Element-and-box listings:
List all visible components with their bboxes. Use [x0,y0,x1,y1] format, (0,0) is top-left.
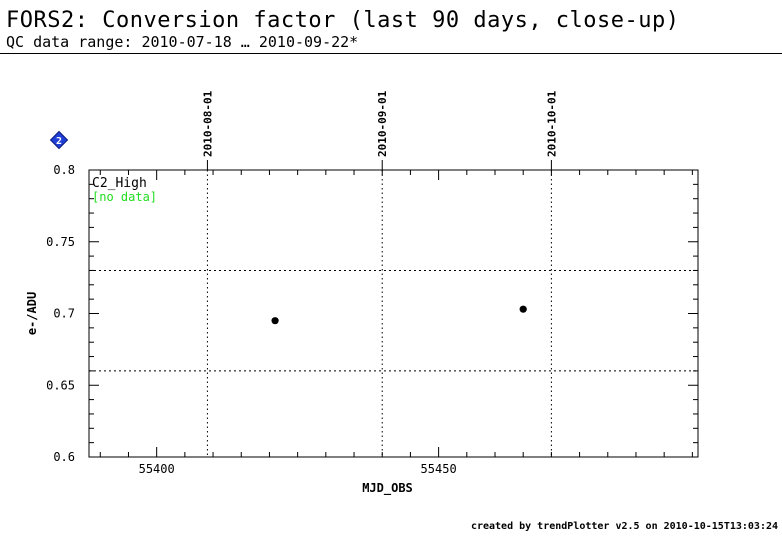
footer-credit: created by trendPlotter v2.5 on 2010-10-… [470,521,778,532]
legend-no-data-note: [no data] [92,190,157,204]
date-marker-label: 2010-10-01 [545,90,558,157]
y-tick-label: 0.75 [46,235,75,249]
y-tick-label: 0.65 [46,378,75,392]
y-tick-label: 0.6 [53,450,75,464]
title-divider [0,53,782,54]
y-axis-label: e-/ADU [25,292,39,335]
date-marker-label: 2010-08-01 [201,90,214,157]
date-marker-label: 2010-09-01 [376,90,389,157]
data-point [519,305,527,313]
x-tick-label: 55400 [139,462,175,476]
x-axis-label: MJD_OBS [362,481,413,496]
y-tick-label: 0.8 [53,163,75,177]
chart-title: FORS2: Conversion factor (last 90 days, … [6,8,680,33]
plot-number-badge-icon[interactable] [49,130,69,150]
y-tick-label: 0.7 [53,307,75,321]
data-point [271,317,279,325]
plot-frame [88,169,699,458]
legend-series-label: C2_High [92,176,147,191]
plot-number-badge-label: 2 [56,136,62,147]
x-tick-label: 55450 [421,462,457,476]
chart-subtitle: QC data range: 2010-07-18 … 2010-09-22* [6,33,359,51]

[AIM OF THE EXERCISE]: Rewrite every line of the data above as a numbered list, dropping any blank lines and leaving out the pictures.

[COMPLETE OUTPUT]:
1. List all visible components with their bboxes. Use [x0,y0,x1,y1] format, (0,0) is top-left.
2. footer-credit: created by trendPlotter v2.5 on 2010-10-… [470,521,778,532]
3. legend-no-data-note: [no data] [92,190,157,204]
4. date-marker-label: 2010-10-01 [545,90,558,157]
5. y-tick-label: 0.75 [46,235,75,249]
6. y-tick-label: 0.65 [46,378,75,392]
7. y-tick-label: 0.6 [53,450,75,464]
8. title-divider [0,53,782,54]
9. y-axis-label: e-/ADU [25,292,39,335]
10. date-marker-label: 2010-08-01 [201,90,214,157]
11. date-marker-label: 2010-09-01 [376,90,389,157]
12. data-point [519,305,527,313]
13. x-tick-label: 55400 [139,462,175,476]
14. x-axis-label: MJD_OBS [362,481,413,496]
15. y-tick-label: 0.8 [53,163,75,177]
16. chart-title: FORS2: Conversion factor (last 90 days, … [6,8,680,33]
17. plot-number-badge-icon[interactable] [49,130,69,150]
18. y-tick-label: 0.7 [53,307,75,321]
19. data-point [271,317,279,325]
20. plot-frame [88,169,699,458]
21. legend-series-label: C2_High [92,176,147,191]
22. plot-number-badge-label: 2 [56,136,62,147]
23. x-tick-label: 55450 [421,462,457,476]
24. chart-subtitle: QC data range: 2010-07-18 … 2010-09-22* [6,33,359,51]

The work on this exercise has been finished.